Dataset records
↓

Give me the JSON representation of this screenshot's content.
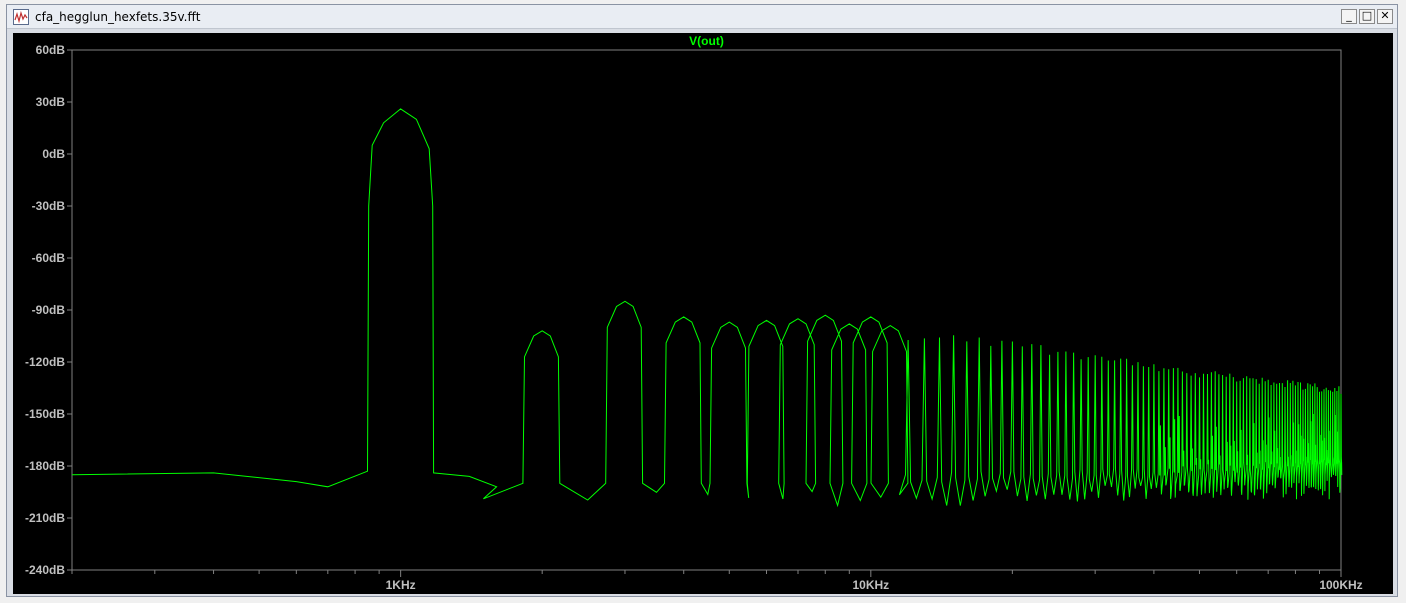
{
  "window": {
    "title": "cfa_hegglun_hexfets.35v.fft",
    "minimize_label": "_",
    "maximize_label": "□",
    "close_label": "✕"
  },
  "colors": {
    "trace": "#00ff00",
    "background": "#000000",
    "axis_text": "#c0c0c0",
    "frame": "#808080"
  },
  "chart_data": {
    "type": "line",
    "title": "V(out)",
    "x_scale": "log",
    "xlim": [
      200,
      100000
    ],
    "ylim": [
      -240,
      60
    ],
    "y_ticks": [
      "60dB",
      "30dB",
      "0dB",
      "-30dB",
      "-60dB",
      "-90dB",
      "-120dB",
      "-150dB",
      "-180dB",
      "-210dB",
      "-240dB"
    ],
    "x_ticks": [
      {
        "value": 1000,
        "label": "1KHz"
      },
      {
        "value": 10000,
        "label": "10KHz"
      },
      {
        "value": 100000,
        "label": "100KHz"
      }
    ],
    "grid": false,
    "series": [
      {
        "name": "V(out)",
        "fundamental": {
          "freq": 1000,
          "peak_db": 26
        },
        "harmonics": [
          {
            "n": 2,
            "peak_db": -102
          },
          {
            "n": 3,
            "peak_db": -85
          },
          {
            "n": 4,
            "peak_db": -94
          },
          {
            "n": 5,
            "peak_db": -97
          },
          {
            "n": 6,
            "peak_db": -96
          },
          {
            "n": 7,
            "peak_db": -95
          },
          {
            "n": 8,
            "peak_db": -93
          },
          {
            "n": 9,
            "peak_db": -98
          },
          {
            "n": 10,
            "peak_db": -94
          },
          {
            "n": 11,
            "peak_db": -99
          },
          {
            "n": 12,
            "peak_db": -104
          },
          {
            "n": 13,
            "peak_db": -103
          },
          {
            "n": 14,
            "peak_db": -105
          },
          {
            "n": 15,
            "peak_db": -104
          },
          {
            "n": 16,
            "peak_db": -106
          },
          {
            "n": 17,
            "peak_db": -105
          },
          {
            "n": 18,
            "peak_db": -108
          },
          {
            "n": 19,
            "peak_db": -106
          },
          {
            "n": 20,
            "peak_db": -107
          },
          {
            "n": 25,
            "peak_db": -112
          },
          {
            "n": 30,
            "peak_db": -115
          },
          {
            "n": 40,
            "peak_db": -121
          },
          {
            "n": 50,
            "peak_db": -124
          },
          {
            "n": 60,
            "peak_db": -127
          },
          {
            "n": 80,
            "peak_db": -131
          },
          {
            "n": 100,
            "peak_db": -134
          }
        ],
        "noise_floor_points": [
          [
            200,
            -185
          ],
          [
            400,
            -184
          ],
          [
            600,
            -189
          ],
          [
            700,
            -192
          ],
          [
            850,
            -183
          ],
          [
            1400,
            -186
          ],
          [
            1600,
            -192
          ],
          [
            1900,
            -190
          ],
          [
            2400,
            -192
          ],
          [
            2700,
            -190
          ],
          [
            3500,
            -203
          ]
        ]
      }
    ]
  }
}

↑

Work to complete: Quote the records in their entirety, keeping the wording exact and excluding pictures.

Result:
Give me the JSON representation of this screenshot's content.
{
  "window": {
    "title": "cfa_hegglun_hexfets.35v.fft",
    "minimize_label": "_",
    "maximize_label": "□",
    "close_label": "✕"
  },
  "colors": {
    "trace": "#00ff00",
    "background": "#000000",
    "axis_text": "#c0c0c0",
    "frame": "#808080"
  },
  "chart_data": {
    "type": "line",
    "title": "V(out)",
    "x_scale": "log",
    "xlim": [
      200,
      100000
    ],
    "ylim": [
      -240,
      60
    ],
    "y_ticks": [
      "60dB",
      "30dB",
      "0dB",
      "-30dB",
      "-60dB",
      "-90dB",
      "-120dB",
      "-150dB",
      "-180dB",
      "-210dB",
      "-240dB"
    ],
    "x_ticks": [
      {
        "value": 1000,
        "label": "1KHz"
      },
      {
        "value": 10000,
        "label": "10KHz"
      },
      {
        "value": 100000,
        "label": "100KHz"
      }
    ],
    "grid": false,
    "series": [
      {
        "name": "V(out)",
        "fundamental": {
          "freq": 1000,
          "peak_db": 26
        },
        "harmonics": [
          {
            "n": 2,
            "peak_db": -102
          },
          {
            "n": 3,
            "peak_db": -85
          },
          {
            "n": 4,
            "peak_db": -94
          },
          {
            "n": 5,
            "peak_db": -97
          },
          {
            "n": 6,
            "peak_db": -96
          },
          {
            "n": 7,
            "peak_db": -95
          },
          {
            "n": 8,
            "peak_db": -93
          },
          {
            "n": 9,
            "peak_db": -98
          },
          {
            "n": 10,
            "peak_db": -94
          },
          {
            "n": 11,
            "peak_db": -99
          },
          {
            "n": 12,
            "peak_db": -104
          },
          {
            "n": 13,
            "peak_db": -103
          },
          {
            "n": 14,
            "peak_db": -105
          },
          {
            "n": 15,
            "peak_db": -104
          },
          {
            "n": 16,
            "peak_db": -106
          },
          {
            "n": 17,
            "peak_db": -105
          },
          {
            "n": 18,
            "peak_db": -108
          },
          {
            "n": 19,
            "peak_db": -106
          },
          {
            "n": 20,
            "peak_db": -107
          },
          {
            "n": 25,
            "peak_db": -112
          },
          {
            "n": 30,
            "peak_db": -115
          },
          {
            "n": 40,
            "peak_db": -121
          },
          {
            "n": 50,
            "peak_db": -124
          },
          {
            "n": 60,
            "peak_db": -127
          },
          {
            "n": 80,
            "peak_db": -131
          },
          {
            "n": 100,
            "peak_db": -134
          }
        ],
        "noise_floor_points": [
          [
            200,
            -185
          ],
          [
            400,
            -184
          ],
          [
            600,
            -189
          ],
          [
            700,
            -192
          ],
          [
            850,
            -183
          ],
          [
            1400,
            -186
          ],
          [
            1600,
            -192
          ],
          [
            1900,
            -190
          ],
          [
            2400,
            -192
          ],
          [
            2700,
            -190
          ],
          [
            3500,
            -203
          ]
        ]
      }
    ]
  }
}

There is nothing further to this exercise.